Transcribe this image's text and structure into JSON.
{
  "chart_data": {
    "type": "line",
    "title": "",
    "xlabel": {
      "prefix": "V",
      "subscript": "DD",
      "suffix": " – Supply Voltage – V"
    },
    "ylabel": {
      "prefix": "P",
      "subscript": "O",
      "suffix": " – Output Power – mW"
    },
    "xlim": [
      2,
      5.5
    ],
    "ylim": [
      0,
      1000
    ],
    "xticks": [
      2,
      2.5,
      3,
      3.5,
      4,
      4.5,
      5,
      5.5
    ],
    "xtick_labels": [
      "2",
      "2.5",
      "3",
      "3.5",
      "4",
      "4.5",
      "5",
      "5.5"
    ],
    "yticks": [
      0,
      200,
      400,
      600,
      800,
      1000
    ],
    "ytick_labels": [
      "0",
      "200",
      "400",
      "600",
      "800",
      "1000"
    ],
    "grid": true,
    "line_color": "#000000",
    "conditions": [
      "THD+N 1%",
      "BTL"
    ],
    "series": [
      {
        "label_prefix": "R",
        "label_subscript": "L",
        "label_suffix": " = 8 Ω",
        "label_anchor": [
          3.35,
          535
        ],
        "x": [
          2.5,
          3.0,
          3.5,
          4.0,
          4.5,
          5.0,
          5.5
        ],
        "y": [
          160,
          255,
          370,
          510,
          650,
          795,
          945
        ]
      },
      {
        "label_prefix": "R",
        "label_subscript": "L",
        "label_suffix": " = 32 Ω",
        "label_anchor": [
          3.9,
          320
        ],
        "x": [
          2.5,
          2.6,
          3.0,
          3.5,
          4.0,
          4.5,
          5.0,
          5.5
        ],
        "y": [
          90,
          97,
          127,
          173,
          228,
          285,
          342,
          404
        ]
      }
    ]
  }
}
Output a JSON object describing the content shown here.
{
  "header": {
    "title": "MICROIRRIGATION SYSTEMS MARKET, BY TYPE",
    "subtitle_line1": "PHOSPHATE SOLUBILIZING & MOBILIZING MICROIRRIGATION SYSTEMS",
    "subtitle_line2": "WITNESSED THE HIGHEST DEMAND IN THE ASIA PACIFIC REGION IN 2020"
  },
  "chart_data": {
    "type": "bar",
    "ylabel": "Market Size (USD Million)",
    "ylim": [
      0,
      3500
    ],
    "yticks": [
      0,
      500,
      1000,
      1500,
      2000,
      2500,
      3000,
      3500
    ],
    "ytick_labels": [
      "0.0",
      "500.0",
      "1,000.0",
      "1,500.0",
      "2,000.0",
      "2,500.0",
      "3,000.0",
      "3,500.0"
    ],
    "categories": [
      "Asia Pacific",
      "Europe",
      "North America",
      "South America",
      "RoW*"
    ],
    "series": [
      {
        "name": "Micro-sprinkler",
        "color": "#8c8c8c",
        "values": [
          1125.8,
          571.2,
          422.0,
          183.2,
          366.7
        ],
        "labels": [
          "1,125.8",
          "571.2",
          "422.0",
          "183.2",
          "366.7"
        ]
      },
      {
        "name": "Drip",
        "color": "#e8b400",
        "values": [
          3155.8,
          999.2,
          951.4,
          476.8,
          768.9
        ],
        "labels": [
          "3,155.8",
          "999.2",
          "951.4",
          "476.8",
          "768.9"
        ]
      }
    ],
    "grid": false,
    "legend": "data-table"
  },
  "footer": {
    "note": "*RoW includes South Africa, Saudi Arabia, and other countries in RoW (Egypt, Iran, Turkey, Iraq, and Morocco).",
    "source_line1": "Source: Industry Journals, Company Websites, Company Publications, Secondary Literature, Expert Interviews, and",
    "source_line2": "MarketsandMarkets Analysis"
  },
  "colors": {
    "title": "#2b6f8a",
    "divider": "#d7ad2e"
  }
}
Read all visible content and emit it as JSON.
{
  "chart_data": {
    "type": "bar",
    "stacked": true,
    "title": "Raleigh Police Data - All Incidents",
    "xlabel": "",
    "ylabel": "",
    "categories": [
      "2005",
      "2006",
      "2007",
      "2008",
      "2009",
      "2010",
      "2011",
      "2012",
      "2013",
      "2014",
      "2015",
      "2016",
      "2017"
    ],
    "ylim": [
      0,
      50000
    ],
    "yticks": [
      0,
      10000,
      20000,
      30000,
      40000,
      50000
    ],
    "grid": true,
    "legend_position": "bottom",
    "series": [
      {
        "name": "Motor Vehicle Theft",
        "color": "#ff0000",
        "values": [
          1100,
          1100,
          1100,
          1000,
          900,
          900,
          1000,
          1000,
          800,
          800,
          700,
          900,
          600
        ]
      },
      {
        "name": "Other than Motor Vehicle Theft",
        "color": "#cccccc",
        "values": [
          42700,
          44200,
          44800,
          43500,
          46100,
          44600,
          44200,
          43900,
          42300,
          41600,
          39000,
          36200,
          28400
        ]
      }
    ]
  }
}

·····

» Work to complete
Retype the entries one by one, exactly.

» Solution to the problem
Transcribe this image's text and structure into JSON.
{
  "chart_data": {
    "type": "line",
    "title": "",
    "xlabel": {
      "prefix": "V",
      "subscript": "DD",
      "suffix": " – Supply Voltage – V"
    },
    "ylabel": {
      "prefix": "P",
      "subscript": "O",
      "suffix": " – Output Power – mW"
    },
    "xlim": [
      2,
      5.5
    ],
    "ylim": [
      0,
      1000
    ],
    "xticks": [
      2,
      2.5,
      3,
      3.5,
      4,
      4.5,
      5,
      5.5
    ],
    "xtick_labels": [
      "2",
      "2.5",
      "3",
      "3.5",
      "4",
      "4.5",
      "5",
      "5.5"
    ],
    "yticks": [
      0,
      200,
      400,
      600,
      800,
      1000
    ],
    "ytick_labels": [
      "0",
      "200",
      "400",
      "600",
      "800",
      "1000"
    ],
    "grid": true,
    "line_color": "#000000",
    "conditions": [
      "THD+N 1%",
      "BTL"
    ],
    "series": [
      {
        "label_prefix": "R",
        "label_subscript": "L",
        "label_suffix": " = 8 Ω",
        "label_anchor": [
          3.35,
          535
        ],
        "x": [
          2.5,
          3.0,
          3.5,
          4.0,
          4.5,
          5.0,
          5.5
        ],
        "y": [
          160,
          255,
          370,
          510,
          650,
          795,
          945
        ]
      },
      {
        "label_prefix": "R",
        "label_subscript": "L",
        "label_suffix": " = 32 Ω",
        "label_anchor": [
          3.9,
          320
        ],
        "x": [
          2.5,
          2.6,
          3.0,
          3.5,
          4.0,
          4.5,
          5.0,
          5.5
        ],
        "y": [
          90,
          97,
          127,
          173,
          228,
          285,
          342,
          404
        ]
      }
    ]
  }
}
Output a JSON object describing the content shown here.
{
  "header": {
    "title": "MICROIRRIGATION SYSTEMS MARKET, BY TYPE",
    "subtitle_line1": "PHOSPHATE SOLUBILIZING & MOBILIZING MICROIRRIGATION SYSTEMS",
    "subtitle_line2": "WITNESSED THE HIGHEST DEMAND IN THE ASIA PACIFIC REGION IN 2020"
  },
  "chart_data": {
    "type": "bar",
    "ylabel": "Market Size (USD Million)",
    "ylim": [
      0,
      3500
    ],
    "yticks": [
      0,
      500,
      1000,
      1500,
      2000,
      2500,
      3000,
      3500
    ],
    "ytick_labels": [
      "0.0",
      "500.0",
      "1,000.0",
      "1,500.0",
      "2,000.0",
      "2,500.0",
      "3,000.0",
      "3,500.0"
    ],
    "categories": [
      "Asia Pacific",
      "Europe",
      "North America",
      "South America",
      "RoW*"
    ],
    "series": [
      {
        "name": "Micro-sprinkler",
        "color": "#8c8c8c",
        "values": [
          1125.8,
          571.2,
          422.0,
          183.2,
          366.7
        ],
        "labels": [
          "1,125.8",
          "571.2",
          "422.0",
          "183.2",
          "366.7"
        ]
      },
      {
        "name": "Drip",
        "color": "#e8b400",
        "values": [
          3155.8,
          999.2,
          951.4,
          476.8,
          768.9
        ],
        "labels": [
          "3,155.8",
          "999.2",
          "951.4",
          "476.8",
          "768.9"
        ]
      }
    ],
    "grid": false,
    "legend": "data-table"
  },
  "footer": {
    "note": "*RoW includes South Africa, Saudi Arabia, and other countries in RoW (Egypt, Iran, Turkey, Iraq, and Morocco).",
    "source_line1": "Source: Industry Journals, Company Websites, Company Publications, Secondary Literature, Expert Interviews, and",
    "source_line2": "MarketsandMarkets Analysis"
  },
  "colors": {
    "title": "#2b6f8a",
    "divider": "#d7ad2e"
  }
}
Read all visible content and emit it as JSON.
{
  "chart_data": {
    "type": "bar",
    "stacked": true,
    "title": "Raleigh Police Data - All Incidents",
    "xlabel": "",
    "ylabel": "",
    "categories": [
      "2005",
      "2006",
      "2007",
      "2008",
      "2009",
      "2010",
      "2011",
      "2012",
      "2013",
      "2014",
      "2015",
      "2016",
      "2017"
    ],
    "ylim": [
      0,
      50000
    ],
    "yticks": [
      0,
      10000,
      20000,
      30000,
      40000,
      50000
    ],
    "grid": true,
    "legend_position": "bottom",
    "series": [
      {
        "name": "Motor Vehicle Theft",
        "color": "#ff0000",
        "values": [
          1100,
          1100,
          1100,
          1000,
          900,
          900,
          1000,
          1000,
          800,
          800,
          700,
          900,
          600
        ]
      },
      {
        "name": "Other than Motor Vehicle Theft",
        "color": "#cccccc",
        "values": [
          42700,
          44200,
          44800,
          43500,
          46100,
          44600,
          44200,
          43900,
          42300,
          41600,
          39000,
          36200,
          28400
        ]
      }
    ]
  }
}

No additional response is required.